> GIVEN PROBLEM
Give the records back in full, exactly as they read.

> PROVIDED ENTRIES
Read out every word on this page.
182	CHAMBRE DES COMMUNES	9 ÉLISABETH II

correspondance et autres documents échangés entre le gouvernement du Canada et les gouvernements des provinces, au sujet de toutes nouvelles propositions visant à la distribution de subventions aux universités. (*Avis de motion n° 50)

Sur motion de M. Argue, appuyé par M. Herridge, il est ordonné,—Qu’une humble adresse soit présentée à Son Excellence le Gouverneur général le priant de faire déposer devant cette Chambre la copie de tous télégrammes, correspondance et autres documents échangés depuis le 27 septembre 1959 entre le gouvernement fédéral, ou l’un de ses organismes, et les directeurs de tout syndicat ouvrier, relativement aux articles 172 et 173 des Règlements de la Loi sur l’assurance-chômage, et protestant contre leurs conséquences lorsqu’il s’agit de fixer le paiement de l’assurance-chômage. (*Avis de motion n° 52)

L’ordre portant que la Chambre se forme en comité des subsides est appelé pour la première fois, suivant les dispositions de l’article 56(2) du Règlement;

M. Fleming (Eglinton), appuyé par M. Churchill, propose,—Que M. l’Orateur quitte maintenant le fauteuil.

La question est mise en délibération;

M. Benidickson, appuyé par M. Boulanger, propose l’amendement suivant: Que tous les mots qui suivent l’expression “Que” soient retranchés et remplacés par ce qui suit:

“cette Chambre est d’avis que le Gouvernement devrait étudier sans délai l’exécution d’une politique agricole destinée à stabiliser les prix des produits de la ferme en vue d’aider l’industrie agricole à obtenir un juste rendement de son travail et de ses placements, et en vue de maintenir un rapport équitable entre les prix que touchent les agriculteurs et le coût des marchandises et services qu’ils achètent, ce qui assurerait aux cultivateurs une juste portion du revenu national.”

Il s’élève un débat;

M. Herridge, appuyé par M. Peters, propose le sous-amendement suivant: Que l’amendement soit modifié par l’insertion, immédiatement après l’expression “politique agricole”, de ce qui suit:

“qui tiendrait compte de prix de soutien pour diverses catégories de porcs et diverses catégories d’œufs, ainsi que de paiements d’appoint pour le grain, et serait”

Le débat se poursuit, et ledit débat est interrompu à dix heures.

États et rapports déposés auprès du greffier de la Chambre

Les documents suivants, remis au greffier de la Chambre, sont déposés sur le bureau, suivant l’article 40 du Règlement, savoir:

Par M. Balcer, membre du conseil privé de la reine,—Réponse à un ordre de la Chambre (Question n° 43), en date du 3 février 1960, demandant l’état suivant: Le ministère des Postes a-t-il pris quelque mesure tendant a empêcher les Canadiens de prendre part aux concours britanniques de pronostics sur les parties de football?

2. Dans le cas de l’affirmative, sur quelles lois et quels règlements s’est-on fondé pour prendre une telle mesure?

> ANSWER IN FULL
Read out every word on this page.
182	CHAMBRE DES COMMUNES	9 ÉLISABETH II

correspondance et autres documents échangés entre le gouvernement du Canada et les gouvernements des provinces, au sujet de toutes nouvelles propositions visant à la distribution de subventions aux universités. (*Avis de motion n° 50)

Sur motion de M. Argue, appuyé par M. Herridge, il est ordonné,—Qu’une humble adresse soit présentée à Son Excellence le Gouverneur général le priant de faire déposer devant cette Chambre la copie de tous télégrammes, correspondance et autres documents échangés depuis le 27 septembre 1959 entre le gouvernement fédéral, ou l’un de ses organismes, et les directeurs de tout syndicat ouvrier, relativement aux articles 172 et 173 des Règlements de la Loi sur l’assurance-chômage, et protestant contre leurs conséquences lorsqu’il s’agit de fixer le paiement de l’assurance-chômage. (*Avis de motion n° 52)

L’ordre portant que la Chambre se forme en comité des subsides est appelé pour la première fois, suivant les dispositions de l’article 56(2) du Règlement;

M. Fleming (Eglinton), appuyé par M. Churchill, propose,—Que M. l’Orateur quitte maintenant le fauteuil.

La question est mise en délibération;

M. Benidickson, appuyé par M. Boulanger, propose l’amendement suivant: Que tous les mots qui suivent l’expression “Que” soient retranchés et remplacés par ce qui suit:

“cette Chambre est d’avis que le Gouvernement devrait étudier sans délai l’exécution d’une politique agricole destinée à stabiliser les prix des produits de la ferme en vue d’aider l’industrie agricole à obtenir un juste rendement de son travail et de ses placements, et en vue de maintenir un rapport équitable entre les prix que touchent les agriculteurs et le coût des marchandises et services qu’ils achètent, ce qui assurerait aux cultivateurs une juste portion du revenu national.”

Il s’élève un débat;

M. Herridge, appuyé par M. Peters, propose le sous-amendement suivant: Que l’amendement soit modifié par l’insertion, immédiatement après l’expression “politique agricole”, de ce qui suit:

“qui tiendrait compte de prix de soutien pour diverses catégories de porcs et diverses catégories d’œufs, ainsi que de paiements d’appoint pour le grain, et serait”

Le débat se poursuit, et ledit débat est interrompu à dix heures.

États et rapports déposés auprès du greffier de la Chambre

Les documents suivants, remis au greffier de la Chambre, sont déposés sur le bureau, suivant l’article 40 du Règlement, savoir:

Par M. Balcer, membre du conseil privé de la reine,—Réponse à un ordre de la Chambre (Question n° 43), en date du 3 février 1960, demandant l’état suivant: Le ministère des Postes a-t-il pris quelque mesure tendant a empêcher les Canadiens de prendre part aux concours britanniques de pronostics sur les parties de football?

2. Dans le cas de l’affirmative, sur quelles lois et quels règlements s’est-on fondé pour prendre une telle mesure?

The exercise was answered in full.